--- begin Supplied material ---
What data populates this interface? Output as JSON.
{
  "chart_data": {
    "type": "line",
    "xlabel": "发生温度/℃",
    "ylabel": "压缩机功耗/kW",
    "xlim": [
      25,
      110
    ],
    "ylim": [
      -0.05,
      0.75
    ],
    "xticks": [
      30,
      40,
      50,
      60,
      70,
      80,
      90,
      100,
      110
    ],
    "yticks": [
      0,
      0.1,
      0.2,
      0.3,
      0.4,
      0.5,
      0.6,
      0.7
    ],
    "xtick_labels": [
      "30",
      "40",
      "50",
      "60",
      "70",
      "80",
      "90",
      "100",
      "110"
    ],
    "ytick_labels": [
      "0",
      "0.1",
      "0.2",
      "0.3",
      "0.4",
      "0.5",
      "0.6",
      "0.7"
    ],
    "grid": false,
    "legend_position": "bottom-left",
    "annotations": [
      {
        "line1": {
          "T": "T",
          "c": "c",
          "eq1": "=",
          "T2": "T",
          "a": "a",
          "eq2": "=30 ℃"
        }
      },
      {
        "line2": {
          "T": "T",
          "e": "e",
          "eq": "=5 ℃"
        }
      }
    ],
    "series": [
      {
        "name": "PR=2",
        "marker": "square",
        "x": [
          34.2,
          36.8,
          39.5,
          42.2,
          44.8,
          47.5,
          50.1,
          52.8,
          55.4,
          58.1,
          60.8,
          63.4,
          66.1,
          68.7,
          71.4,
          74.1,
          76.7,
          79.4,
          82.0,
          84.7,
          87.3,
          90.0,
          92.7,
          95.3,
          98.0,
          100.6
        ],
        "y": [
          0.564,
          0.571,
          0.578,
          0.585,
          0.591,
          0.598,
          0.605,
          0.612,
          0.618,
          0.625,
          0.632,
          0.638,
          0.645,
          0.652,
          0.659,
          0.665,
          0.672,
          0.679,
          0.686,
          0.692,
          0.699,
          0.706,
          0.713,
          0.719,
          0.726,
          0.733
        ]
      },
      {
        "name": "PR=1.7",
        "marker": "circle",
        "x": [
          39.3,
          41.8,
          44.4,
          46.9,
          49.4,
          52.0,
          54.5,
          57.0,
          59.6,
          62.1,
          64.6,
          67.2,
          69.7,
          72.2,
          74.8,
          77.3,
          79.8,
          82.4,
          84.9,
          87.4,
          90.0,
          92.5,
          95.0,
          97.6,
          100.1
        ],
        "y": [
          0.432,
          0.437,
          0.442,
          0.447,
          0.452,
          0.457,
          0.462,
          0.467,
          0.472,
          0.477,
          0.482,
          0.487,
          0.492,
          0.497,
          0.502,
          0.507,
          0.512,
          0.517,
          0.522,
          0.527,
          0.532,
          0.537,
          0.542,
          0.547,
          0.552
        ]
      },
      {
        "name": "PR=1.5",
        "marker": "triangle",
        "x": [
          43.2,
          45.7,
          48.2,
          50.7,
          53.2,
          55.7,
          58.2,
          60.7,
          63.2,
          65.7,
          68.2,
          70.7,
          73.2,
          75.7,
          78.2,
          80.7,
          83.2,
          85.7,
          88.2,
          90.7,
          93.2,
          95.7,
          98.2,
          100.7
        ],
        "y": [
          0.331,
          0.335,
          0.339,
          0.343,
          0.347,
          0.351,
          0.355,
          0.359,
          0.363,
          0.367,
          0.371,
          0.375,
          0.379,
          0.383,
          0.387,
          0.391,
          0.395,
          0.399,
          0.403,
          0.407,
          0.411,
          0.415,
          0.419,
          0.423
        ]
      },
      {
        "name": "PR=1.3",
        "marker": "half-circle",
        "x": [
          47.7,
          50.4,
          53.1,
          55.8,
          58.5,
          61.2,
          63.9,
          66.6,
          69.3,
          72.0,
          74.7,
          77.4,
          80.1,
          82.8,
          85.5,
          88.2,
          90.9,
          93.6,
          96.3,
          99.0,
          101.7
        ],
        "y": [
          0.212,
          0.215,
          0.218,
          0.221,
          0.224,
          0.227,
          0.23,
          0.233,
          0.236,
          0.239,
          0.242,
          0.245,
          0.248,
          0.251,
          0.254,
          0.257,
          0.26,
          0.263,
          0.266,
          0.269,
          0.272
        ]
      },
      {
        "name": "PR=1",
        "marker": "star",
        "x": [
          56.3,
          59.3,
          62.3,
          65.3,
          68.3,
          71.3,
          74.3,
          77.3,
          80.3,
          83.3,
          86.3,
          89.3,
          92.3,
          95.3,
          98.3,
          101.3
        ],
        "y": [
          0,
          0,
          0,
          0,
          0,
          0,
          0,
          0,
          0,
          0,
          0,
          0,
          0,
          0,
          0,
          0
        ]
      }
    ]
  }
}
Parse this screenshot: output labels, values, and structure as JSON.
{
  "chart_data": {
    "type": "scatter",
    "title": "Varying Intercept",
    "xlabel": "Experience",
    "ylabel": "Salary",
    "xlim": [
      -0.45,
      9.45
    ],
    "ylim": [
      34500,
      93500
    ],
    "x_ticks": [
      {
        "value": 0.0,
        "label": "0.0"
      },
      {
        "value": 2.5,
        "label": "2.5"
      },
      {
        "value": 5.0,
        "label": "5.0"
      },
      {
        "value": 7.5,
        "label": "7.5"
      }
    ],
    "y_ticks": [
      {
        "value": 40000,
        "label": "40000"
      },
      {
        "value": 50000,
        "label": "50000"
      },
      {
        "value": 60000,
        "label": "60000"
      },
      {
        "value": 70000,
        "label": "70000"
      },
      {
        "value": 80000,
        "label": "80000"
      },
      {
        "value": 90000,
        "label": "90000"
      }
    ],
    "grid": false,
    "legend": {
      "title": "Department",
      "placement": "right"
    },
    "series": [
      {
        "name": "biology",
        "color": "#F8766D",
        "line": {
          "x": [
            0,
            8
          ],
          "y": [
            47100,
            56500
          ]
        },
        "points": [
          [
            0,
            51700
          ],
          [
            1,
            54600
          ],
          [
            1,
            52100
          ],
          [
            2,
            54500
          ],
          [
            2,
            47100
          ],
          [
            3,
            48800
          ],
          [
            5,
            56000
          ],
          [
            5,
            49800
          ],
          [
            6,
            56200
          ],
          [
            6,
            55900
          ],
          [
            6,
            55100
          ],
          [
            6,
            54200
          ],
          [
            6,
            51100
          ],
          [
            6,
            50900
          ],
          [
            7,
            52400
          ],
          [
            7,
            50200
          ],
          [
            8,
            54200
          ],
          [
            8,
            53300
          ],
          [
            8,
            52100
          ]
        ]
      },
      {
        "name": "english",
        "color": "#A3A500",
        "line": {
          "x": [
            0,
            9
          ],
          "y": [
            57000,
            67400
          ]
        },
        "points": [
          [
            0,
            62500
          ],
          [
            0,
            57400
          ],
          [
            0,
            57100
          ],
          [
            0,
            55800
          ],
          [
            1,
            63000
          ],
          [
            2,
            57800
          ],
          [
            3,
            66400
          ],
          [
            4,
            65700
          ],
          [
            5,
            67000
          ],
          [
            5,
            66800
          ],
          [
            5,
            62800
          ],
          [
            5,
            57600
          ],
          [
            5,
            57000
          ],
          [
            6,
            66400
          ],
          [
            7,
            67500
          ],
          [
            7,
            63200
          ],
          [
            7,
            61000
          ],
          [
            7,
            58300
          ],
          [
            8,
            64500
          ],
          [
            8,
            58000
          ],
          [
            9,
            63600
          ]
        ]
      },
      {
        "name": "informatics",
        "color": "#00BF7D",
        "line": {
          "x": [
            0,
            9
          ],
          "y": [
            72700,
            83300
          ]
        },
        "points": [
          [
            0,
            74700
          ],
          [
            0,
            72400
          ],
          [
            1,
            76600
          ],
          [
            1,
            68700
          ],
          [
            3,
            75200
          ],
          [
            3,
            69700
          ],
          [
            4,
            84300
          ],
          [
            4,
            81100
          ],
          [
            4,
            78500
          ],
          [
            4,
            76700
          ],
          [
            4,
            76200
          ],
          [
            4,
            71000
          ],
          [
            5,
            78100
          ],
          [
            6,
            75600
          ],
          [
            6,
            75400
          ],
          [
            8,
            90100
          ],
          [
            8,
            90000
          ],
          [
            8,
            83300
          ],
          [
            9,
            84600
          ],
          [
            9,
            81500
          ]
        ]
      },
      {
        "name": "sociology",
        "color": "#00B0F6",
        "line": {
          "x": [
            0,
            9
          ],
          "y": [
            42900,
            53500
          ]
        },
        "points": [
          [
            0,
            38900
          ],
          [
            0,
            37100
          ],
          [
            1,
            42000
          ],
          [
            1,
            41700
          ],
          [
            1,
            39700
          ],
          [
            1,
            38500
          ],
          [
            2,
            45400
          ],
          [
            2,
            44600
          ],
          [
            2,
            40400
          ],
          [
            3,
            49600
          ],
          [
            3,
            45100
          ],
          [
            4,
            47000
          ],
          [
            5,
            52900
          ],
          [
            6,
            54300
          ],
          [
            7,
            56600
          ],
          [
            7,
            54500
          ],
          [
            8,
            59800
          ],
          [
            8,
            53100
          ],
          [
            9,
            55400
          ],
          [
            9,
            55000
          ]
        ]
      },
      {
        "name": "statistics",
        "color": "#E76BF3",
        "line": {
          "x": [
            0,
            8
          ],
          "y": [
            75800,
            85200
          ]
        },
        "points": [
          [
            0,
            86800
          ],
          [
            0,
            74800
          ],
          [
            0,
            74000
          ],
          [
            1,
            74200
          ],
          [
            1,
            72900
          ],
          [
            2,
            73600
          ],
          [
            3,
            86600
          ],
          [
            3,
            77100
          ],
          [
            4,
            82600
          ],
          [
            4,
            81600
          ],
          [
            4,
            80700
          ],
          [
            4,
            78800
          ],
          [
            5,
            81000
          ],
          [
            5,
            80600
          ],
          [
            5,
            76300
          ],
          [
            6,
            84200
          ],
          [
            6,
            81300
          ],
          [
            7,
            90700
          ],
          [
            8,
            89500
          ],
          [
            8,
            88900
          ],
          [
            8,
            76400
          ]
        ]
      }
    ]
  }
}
--- end Supplied material ---
--- begin Supplied material ---
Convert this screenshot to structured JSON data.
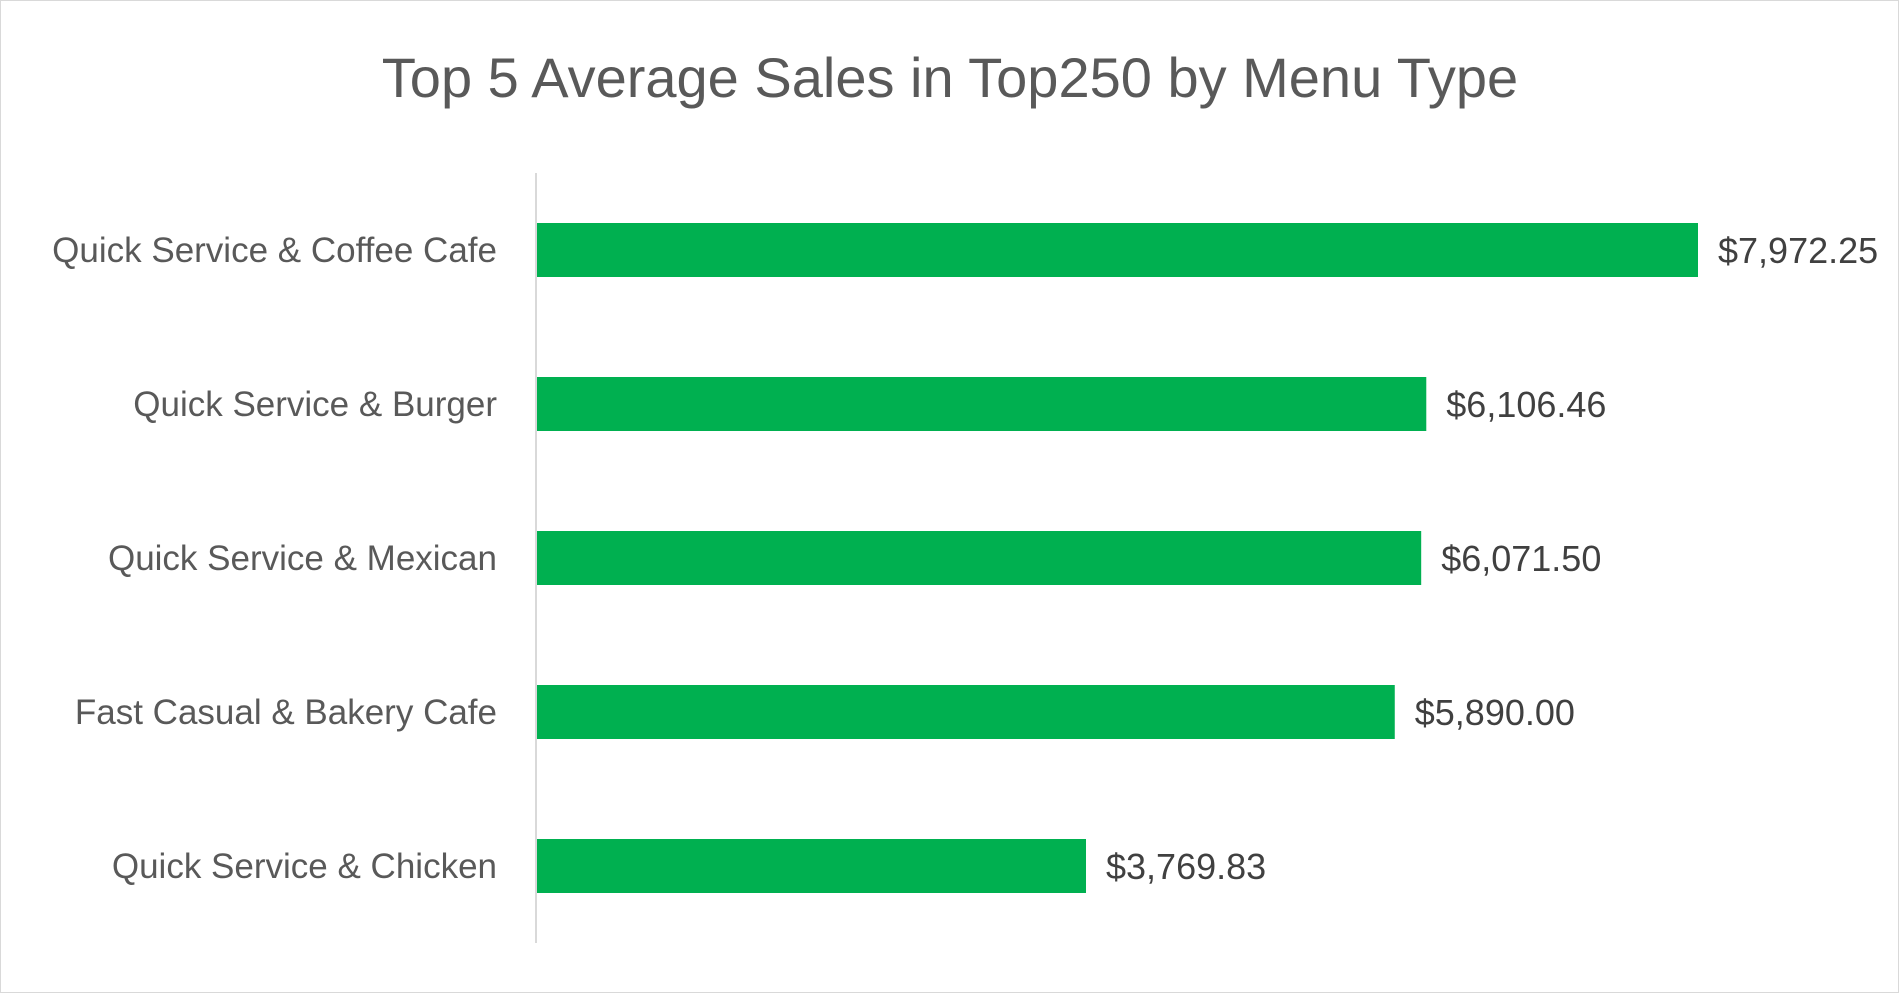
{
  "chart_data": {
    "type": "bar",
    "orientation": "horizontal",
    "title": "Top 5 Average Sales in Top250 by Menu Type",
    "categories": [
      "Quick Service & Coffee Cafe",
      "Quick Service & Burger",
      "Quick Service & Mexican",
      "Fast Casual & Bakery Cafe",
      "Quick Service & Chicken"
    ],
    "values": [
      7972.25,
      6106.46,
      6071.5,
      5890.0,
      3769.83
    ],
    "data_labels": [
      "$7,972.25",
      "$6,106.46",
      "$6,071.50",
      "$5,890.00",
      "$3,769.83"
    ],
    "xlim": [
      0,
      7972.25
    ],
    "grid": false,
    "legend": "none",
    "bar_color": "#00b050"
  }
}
--- end Supplied material ---
--- begin Supplied material ---
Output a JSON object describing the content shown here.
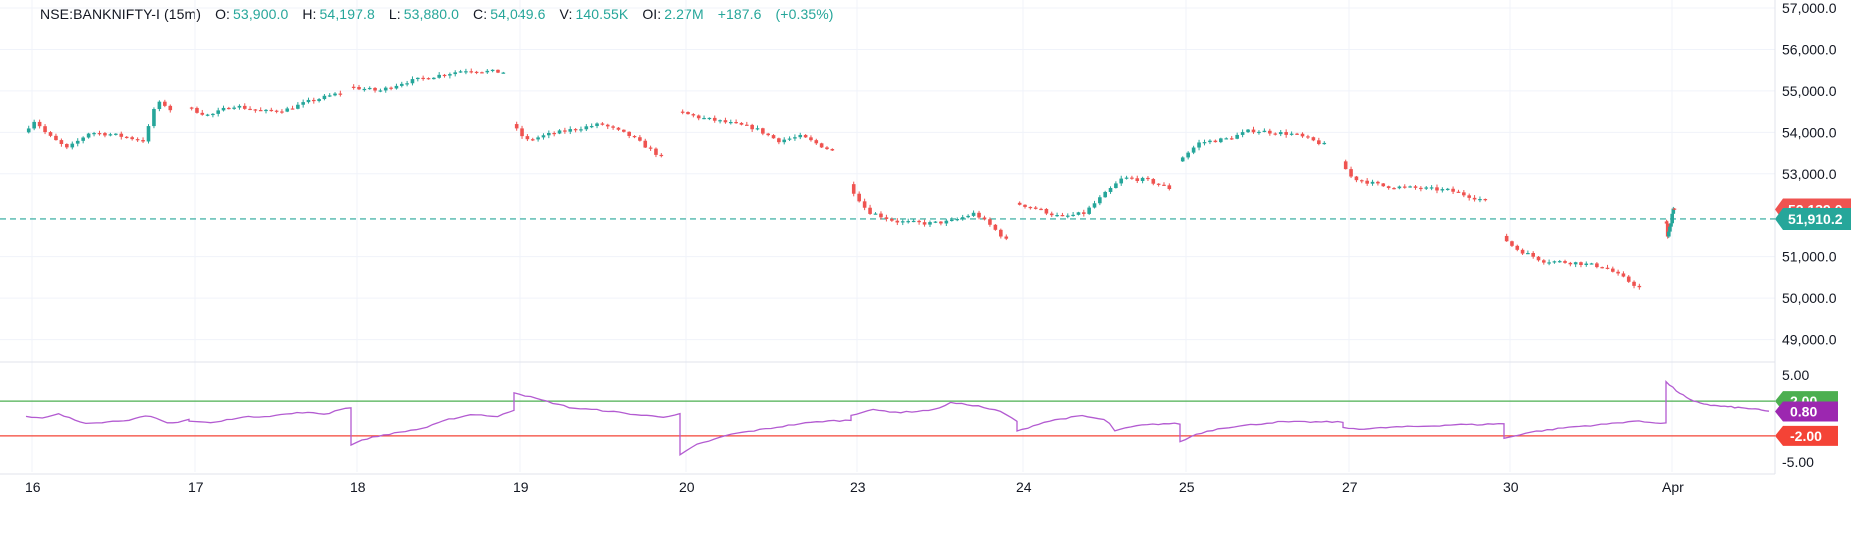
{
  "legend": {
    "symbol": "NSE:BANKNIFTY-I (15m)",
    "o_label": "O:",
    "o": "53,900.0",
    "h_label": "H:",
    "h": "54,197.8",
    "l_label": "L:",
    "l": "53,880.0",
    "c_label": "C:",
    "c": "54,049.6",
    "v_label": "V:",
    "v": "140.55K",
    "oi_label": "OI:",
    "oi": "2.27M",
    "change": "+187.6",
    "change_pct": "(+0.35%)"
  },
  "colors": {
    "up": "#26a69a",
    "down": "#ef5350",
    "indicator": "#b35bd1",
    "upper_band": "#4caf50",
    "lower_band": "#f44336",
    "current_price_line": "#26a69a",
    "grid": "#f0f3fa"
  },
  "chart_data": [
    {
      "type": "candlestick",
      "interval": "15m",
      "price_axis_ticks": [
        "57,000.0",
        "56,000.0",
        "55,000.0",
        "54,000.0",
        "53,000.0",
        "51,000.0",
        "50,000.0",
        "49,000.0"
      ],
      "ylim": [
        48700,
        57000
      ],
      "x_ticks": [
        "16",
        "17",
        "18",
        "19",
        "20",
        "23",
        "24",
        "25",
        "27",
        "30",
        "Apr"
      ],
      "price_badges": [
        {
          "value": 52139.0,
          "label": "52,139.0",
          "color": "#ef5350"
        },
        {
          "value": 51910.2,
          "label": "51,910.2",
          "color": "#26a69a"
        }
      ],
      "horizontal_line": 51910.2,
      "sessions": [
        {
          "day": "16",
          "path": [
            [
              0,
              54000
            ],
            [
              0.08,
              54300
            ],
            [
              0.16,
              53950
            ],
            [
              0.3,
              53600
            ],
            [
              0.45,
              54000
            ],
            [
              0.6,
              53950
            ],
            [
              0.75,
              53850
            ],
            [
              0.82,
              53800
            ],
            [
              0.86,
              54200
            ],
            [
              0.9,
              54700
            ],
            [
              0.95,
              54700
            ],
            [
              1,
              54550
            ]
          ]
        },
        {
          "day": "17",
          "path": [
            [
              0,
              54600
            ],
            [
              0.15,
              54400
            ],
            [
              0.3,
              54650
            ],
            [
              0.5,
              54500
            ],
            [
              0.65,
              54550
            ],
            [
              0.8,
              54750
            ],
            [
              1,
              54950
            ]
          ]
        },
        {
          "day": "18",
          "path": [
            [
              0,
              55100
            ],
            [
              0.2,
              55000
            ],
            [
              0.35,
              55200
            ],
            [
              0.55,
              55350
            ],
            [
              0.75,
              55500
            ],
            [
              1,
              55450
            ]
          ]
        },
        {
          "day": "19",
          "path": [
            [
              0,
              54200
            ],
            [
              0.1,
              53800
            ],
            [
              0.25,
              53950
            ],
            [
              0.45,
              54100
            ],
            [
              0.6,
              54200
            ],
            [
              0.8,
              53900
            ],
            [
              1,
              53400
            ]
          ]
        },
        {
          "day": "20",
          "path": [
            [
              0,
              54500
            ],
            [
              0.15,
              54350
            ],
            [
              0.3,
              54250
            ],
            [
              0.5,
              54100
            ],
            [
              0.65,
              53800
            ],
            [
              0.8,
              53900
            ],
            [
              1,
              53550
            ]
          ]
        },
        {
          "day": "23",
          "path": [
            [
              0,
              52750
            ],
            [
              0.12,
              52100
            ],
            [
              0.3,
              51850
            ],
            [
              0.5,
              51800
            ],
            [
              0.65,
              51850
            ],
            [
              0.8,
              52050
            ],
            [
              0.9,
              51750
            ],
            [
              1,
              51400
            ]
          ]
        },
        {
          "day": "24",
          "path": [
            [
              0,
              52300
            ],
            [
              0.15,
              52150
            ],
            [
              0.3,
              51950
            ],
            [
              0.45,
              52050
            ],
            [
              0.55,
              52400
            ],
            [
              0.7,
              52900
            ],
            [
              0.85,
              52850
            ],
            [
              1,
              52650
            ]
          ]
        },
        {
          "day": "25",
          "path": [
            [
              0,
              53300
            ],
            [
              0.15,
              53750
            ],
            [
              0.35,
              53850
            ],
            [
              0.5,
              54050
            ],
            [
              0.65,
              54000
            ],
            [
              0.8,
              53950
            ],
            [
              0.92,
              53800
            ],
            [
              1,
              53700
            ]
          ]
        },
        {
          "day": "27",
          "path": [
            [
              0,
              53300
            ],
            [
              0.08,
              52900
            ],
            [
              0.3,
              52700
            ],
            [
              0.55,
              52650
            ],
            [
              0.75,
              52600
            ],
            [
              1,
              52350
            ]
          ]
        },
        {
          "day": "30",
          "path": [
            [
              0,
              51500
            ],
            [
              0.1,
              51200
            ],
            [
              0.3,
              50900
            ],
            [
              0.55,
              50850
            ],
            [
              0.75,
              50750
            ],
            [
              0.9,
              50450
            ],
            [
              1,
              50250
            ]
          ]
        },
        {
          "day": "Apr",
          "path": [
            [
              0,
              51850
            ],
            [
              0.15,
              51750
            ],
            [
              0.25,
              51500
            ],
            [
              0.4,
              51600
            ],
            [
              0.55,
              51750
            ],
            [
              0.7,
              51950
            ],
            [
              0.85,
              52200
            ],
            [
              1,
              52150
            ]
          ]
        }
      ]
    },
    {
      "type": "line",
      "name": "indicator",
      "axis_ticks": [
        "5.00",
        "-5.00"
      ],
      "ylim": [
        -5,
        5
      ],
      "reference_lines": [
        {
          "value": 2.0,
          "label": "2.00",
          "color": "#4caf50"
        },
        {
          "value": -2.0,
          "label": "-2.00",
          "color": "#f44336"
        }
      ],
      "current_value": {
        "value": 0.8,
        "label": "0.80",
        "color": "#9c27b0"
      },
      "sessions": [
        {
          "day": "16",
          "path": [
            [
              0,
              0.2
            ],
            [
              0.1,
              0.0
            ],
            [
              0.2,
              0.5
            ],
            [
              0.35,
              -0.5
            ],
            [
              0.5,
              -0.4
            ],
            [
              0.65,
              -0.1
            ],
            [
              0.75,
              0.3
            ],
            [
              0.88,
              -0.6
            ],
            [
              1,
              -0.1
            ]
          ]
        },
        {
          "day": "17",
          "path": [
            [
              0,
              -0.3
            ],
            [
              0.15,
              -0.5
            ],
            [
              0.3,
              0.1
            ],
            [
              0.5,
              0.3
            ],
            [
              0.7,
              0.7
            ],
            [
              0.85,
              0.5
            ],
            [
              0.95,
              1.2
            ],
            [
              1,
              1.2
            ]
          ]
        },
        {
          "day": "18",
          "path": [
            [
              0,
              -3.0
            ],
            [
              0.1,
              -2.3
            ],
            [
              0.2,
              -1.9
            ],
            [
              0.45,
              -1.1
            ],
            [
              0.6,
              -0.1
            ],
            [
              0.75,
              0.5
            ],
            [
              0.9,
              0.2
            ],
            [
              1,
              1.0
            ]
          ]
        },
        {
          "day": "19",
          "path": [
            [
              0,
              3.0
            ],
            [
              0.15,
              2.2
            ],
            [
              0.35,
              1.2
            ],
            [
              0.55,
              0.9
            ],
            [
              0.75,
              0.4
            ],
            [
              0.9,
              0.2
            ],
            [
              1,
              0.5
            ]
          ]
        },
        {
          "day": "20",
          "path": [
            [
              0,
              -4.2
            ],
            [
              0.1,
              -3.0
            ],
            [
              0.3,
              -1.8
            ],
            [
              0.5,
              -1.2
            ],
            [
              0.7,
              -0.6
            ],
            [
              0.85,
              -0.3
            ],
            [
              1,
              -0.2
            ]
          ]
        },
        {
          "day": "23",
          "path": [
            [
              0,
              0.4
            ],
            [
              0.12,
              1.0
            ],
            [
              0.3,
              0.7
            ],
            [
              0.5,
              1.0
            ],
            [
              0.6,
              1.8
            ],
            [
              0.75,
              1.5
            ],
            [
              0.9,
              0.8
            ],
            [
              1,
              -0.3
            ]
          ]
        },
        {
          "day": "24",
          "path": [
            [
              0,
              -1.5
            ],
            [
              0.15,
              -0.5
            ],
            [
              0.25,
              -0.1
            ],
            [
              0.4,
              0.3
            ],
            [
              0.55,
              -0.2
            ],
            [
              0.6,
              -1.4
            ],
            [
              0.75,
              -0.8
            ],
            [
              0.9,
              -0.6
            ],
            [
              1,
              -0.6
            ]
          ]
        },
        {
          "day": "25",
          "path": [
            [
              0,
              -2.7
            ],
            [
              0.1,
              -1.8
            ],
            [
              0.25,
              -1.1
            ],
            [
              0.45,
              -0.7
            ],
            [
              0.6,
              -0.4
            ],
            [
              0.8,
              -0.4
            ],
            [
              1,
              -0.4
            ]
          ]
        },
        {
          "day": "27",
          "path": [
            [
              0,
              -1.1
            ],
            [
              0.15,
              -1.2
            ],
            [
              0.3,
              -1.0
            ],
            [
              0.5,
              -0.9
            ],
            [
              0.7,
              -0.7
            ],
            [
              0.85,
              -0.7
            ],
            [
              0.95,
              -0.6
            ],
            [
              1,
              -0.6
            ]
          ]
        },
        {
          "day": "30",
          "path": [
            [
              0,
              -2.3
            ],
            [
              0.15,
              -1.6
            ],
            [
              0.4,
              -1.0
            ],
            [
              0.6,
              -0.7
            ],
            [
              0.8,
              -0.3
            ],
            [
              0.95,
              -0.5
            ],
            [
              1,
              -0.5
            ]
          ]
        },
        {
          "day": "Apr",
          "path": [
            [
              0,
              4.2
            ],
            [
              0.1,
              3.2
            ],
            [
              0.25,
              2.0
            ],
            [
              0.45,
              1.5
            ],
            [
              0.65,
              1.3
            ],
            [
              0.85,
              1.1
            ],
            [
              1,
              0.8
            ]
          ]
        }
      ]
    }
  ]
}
--- end Supplied material ---
• Directions
Check every line of the data, and copy the ones that contain "Quick".

• Full output
      "Quick Service & Coffee Cafe",
      "Quick Service & Burger",
      "Quick Service & Mexican",
      "Quick Service & Chicken"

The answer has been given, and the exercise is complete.